__Aim__. Copy all of the material word for word, except for the pictures.

── Records supplied ──

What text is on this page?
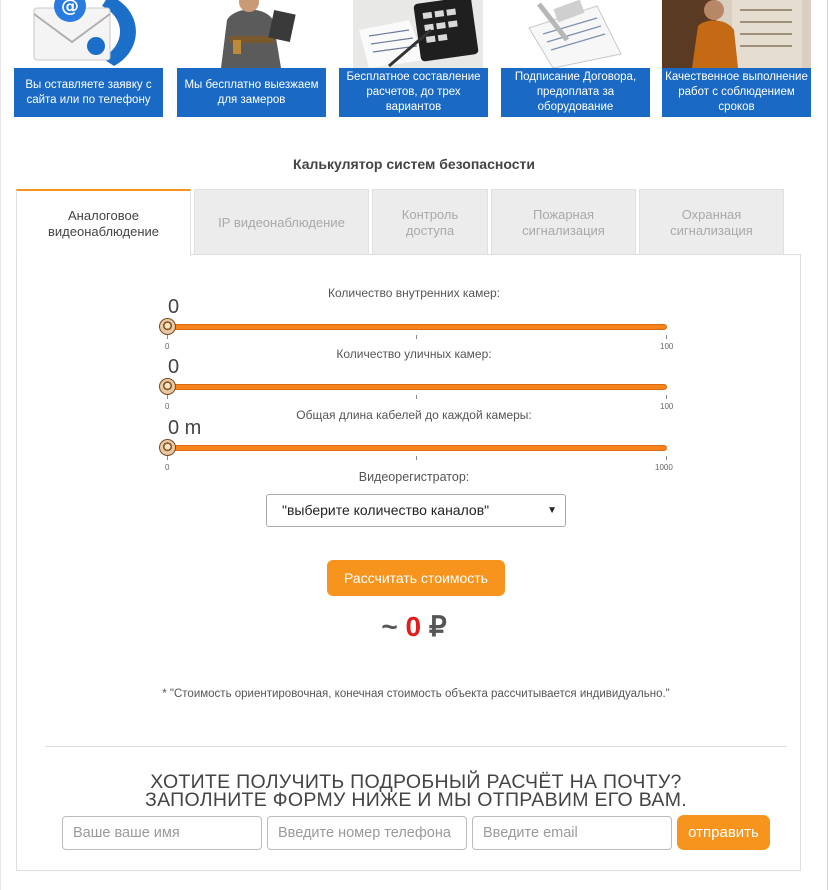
@
Вы оставляете заявку с сайта или по телефону
Мы бесплатно выезжаем для замеров
Бесплатное составление расчетов, до трех вариантов
Подписание Договора, предоплата за оборудование
Качественное выполнение работ с соблюдением сроков
Калькулятор систем безопасности
Аналоговое видеонаблюдение
IP видеонаблюдение
Контроль доступа
Пожарная сигнализация
Охранная сигнализация
Количество внутренних камер:
0
0	100
Количество уличных камер:
0
0	100
Общая длина кабелей до каждой камеры:
0 m
0	1000
Видеорегистратор:
"выберите количество каналов"	▼
Рассчитать стоимость
~ 0 ₽
* "Стоимость ориентировочная, конечная стоимость объекта рассчитывается индивидуально."
ХОТИТЕ ПОЛУЧИТЬ ПОДРОБНЫЙ РАСЧЁТ НА ПОЧТУ?
ЗАПОЛНИТЕ ФОРМУ НИЖЕ И МЫ ОТПРАВИМ ЕГО ВАМ.
Ваше ваше имя
Введите номер телефона
Введите email
отправить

───

__Output of the task__.
What text is on this page?
@
Вы оставляете заявку с сайта или по телефону
Мы бесплатно выезжаем для замеров
Бесплатное составление расчетов, до трех вариантов
Подписание Договора, предоплата за оборудование
Качественное выполнение работ с соблюдением сроков
Калькулятор систем безопасности
Аналоговое видеонаблюдение
IP видеонаблюдение
Контроль доступа
Пожарная сигнализация
Охранная сигнализация
Количество внутренних камер:
0
0	100
Количество уличных камер:
0
0	100
Общая длина кабелей до каждой камеры:
0 m
0	1000
Видеорегистратор:
"выберите количество каналов"	▼
Рассчитать стоимость
~ 0 ₽
* "Стоимость ориентировочная, конечная стоимость объекта рассчитывается индивидуально."
ХОТИТЕ ПОЛУЧИТЬ ПОДРОБНЫЙ РАСЧЁТ НА ПОЧТУ?
ЗАПОЛНИТЕ ФОРМУ НИЖЕ И МЫ ОТПРАВИМ ЕГО ВАМ.
Ваше ваше имя
Введите номер телефона
Введите email
отправить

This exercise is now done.